» Aim of the task:
Copy all entries without alteration and skip the pictures they hold.

» Records:
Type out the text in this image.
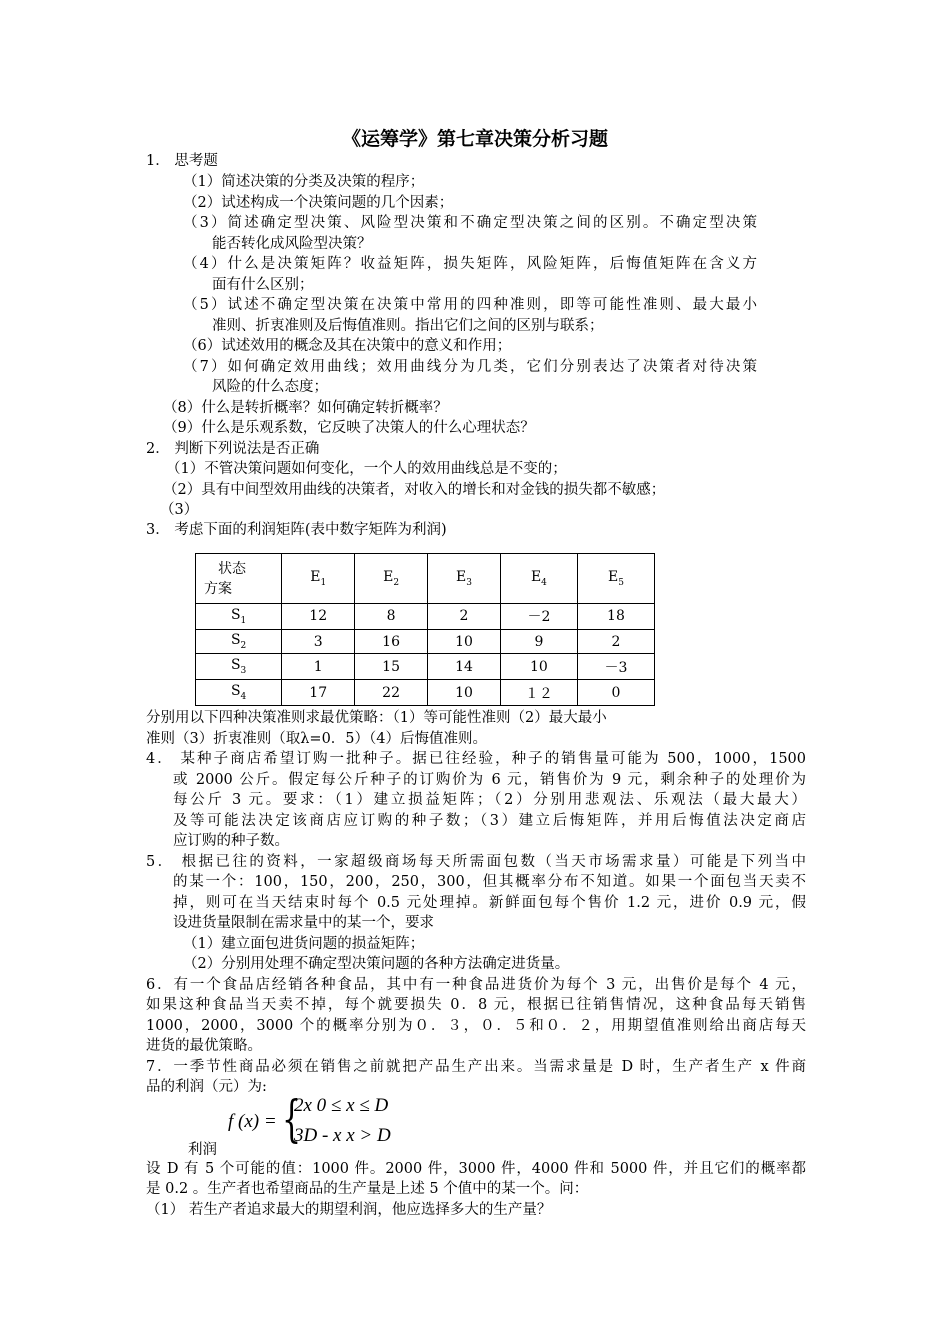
《运筹学》第七章决策分析习题
1． 思考题
（1）简述决策的分类及决策的程序；
（2）试述构成一个决策问题的几个因素；
（3）简述确定型决策、风险型决策和不确定型决策之间的区别。不确定型决策
能否转化成风险型决策？
（4）什么是决策矩阵？收益矩阵，损失矩阵，风险矩阵，后悔值矩阵在含义方
面有什么区别；
（5）试述不确定型决策在决策中常用的四种准则，即等可能性准则、最大最小
准则、折衷准则及后悔值准则。指出它们之间的区别与联系；
（6）试述效用的概念及其在决策中的意义和作用；
（7）如何确定效用曲线；效用曲线分为几类，它们分别表达了决策者对待决策
风险的什么态度；
（8）什么是转折概率？如何确定转折概率？
（9）什么是乐观系数，它反映了决策人的什么心理状态？
2． 判断下列说法是否正确
（1）不管决策问题如何变化，一个人的效用曲线总是不变的；
（2）具有中间型效用曲线的决策者，对收入的增长和对金钱的损失都不敏感；
（3）
3． 考虑下面的利润矩阵(表中数字矩阵为利润)
状态
方案	$E_1$	$E_2$	$E_3$	$E_4$	$E_5$
$S_1$	12	8	2	－2	18
$S_2$	3	16	10	9	2
$S_3$	1	15	14	10	－3
$S_4$	17	22	10	１２	0
分别用以下四种决策准则求最优策略：（1）等可能性准则（2）最大最小
准则（3）折衷准则（取λ=0．5）（4）后悔值准则。
4． 某种子商店希望订购一批种子。据已往经验，种子的销售量可能为 500，1000，1500
或 2000 公斤。假定每公斤种子的订购价为 6 元，销售价为 9 元，剩余种子的处理价为
每公斤 3 元。要求：（1）建立损益矩阵；（2）分别用悲观法、乐观法（最大最大）
及等可能法决定该商店应订购的种子数；（3）建立后悔矩阵，并用后悔值法决定商店
应订购的种子数。
5． 根据已往的资料，一家超级商场每天所需面包数（当天市场需求量）可能是下列当中
的某一个：100，150，200，250，300，但其概率分布不知道。如果一个面包当天卖不
掉，则可在当天结束时每个 0.5 元处理掉。新鲜面包每个售价 1.2 元，进价 0.9 元，假
设进货量限制在需求量中的某一个，要求
（1）建立面包进货问题的损益矩阵；
（2）分别用处理不确定型决策问题的各种方法确定进货量。
6．有一个食品店经销各种食品，其中有一种食品进货价为每个 3 元，出售价是每个 4 元，
如果这种食品当天卖不掉，每个就要损失 0．8 元，根据已往销售情况，这种食品每天销售
1000，2000，3000 个的概率分别为０．３，０．５和０．２，用期望值准则给出商店每天
进货的最优策略。
7．一季节性商品必须在销售之前就把产品生产出来。当需求量是 D 时，生产者生产 x 件商
品的利润（元）为:
f (x) = {
2x 0 ≤ x ≤ D
3D - x x > D
利润
设 D 有 5 个可能的值：1000 件。2000 件，3000 件，4000 件和 5000 件，并且它们的概率都
是 0.2 。生产者也希望商品的生产量是上述 5 个值中的某一个。问：
（1） 若生产者追求最大的期望利润，他应选择多大的生产量？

» In response:
Type out the text in this image.
《运筹学》第七章决策分析习题
1． 思考题
（1）简述决策的分类及决策的程序；
（2）试述构成一个决策问题的几个因素；
（3）简述确定型决策、风险型决策和不确定型决策之间的区别。不确定型决策
能否转化成风险型决策？
（4）什么是决策矩阵？收益矩阵，损失矩阵，风险矩阵，后悔值矩阵在含义方
面有什么区别；
（5）试述不确定型决策在决策中常用的四种准则，即等可能性准则、最大最小
准则、折衷准则及后悔值准则。指出它们之间的区别与联系；
（6）试述效用的概念及其在决策中的意义和作用；
（7）如何确定效用曲线；效用曲线分为几类，它们分别表达了决策者对待决策
风险的什么态度；
（8）什么是转折概率？如何确定转折概率？
（9）什么是乐观系数，它反映了决策人的什么心理状态？
2． 判断下列说法是否正确
（1）不管决策问题如何变化，一个人的效用曲线总是不变的；
（2）具有中间型效用曲线的决策者，对收入的增长和对金钱的损失都不敏感；
（3）
3． 考虑下面的利润矩阵(表中数字矩阵为利润)
状态
方案	$E_1$	$E_2$	$E_3$	$E_4$	$E_5$
$S_1$	12	8	2	－2	18
$S_2$	3	16	10	9	2
$S_3$	1	15	14	10	－3
$S_4$	17	22	10	１２	0
分别用以下四种决策准则求最优策略：（1）等可能性准则（2）最大最小
准则（3）折衷准则（取λ=0．5）（4）后悔值准则。
4． 某种子商店希望订购一批种子。据已往经验，种子的销售量可能为 500，1000，1500
或 2000 公斤。假定每公斤种子的订购价为 6 元，销售价为 9 元，剩余种子的处理价为
每公斤 3 元。要求：（1）建立损益矩阵；（2）分别用悲观法、乐观法（最大最大）
及等可能法决定该商店应订购的种子数；（3）建立后悔矩阵，并用后悔值法决定商店
应订购的种子数。
5． 根据已往的资料，一家超级商场每天所需面包数（当天市场需求量）可能是下列当中
的某一个：100，150，200，250，300，但其概率分布不知道。如果一个面包当天卖不
掉，则可在当天结束时每个 0.5 元处理掉。新鲜面包每个售价 1.2 元，进价 0.9 元，假
设进货量限制在需求量中的某一个，要求
（1）建立面包进货问题的损益矩阵；
（2）分别用处理不确定型决策问题的各种方法确定进货量。
6．有一个食品店经销各种食品，其中有一种食品进货价为每个 3 元，出售价是每个 4 元，
如果这种食品当天卖不掉，每个就要损失 0．8 元，根据已往销售情况，这种食品每天销售
1000，2000，3000 个的概率分别为０．３，０．５和０．２，用期望值准则给出商店每天
进货的最优策略。
7．一季节性商品必须在销售之前就把产品生产出来。当需求量是 D 时，生产者生产 x 件商
品的利润（元）为:
f (x) = {
2x 0 ≤ x ≤ D
3D - x x > D
利润
设 D 有 5 个可能的值：1000 件。2000 件，3000 件，4000 件和 5000 件，并且它们的概率都
是 0.2 。生产者也希望商品的生产量是上述 5 个值中的某一个。问：
（1） 若生产者追求最大的期望利润，他应选择多大的生产量？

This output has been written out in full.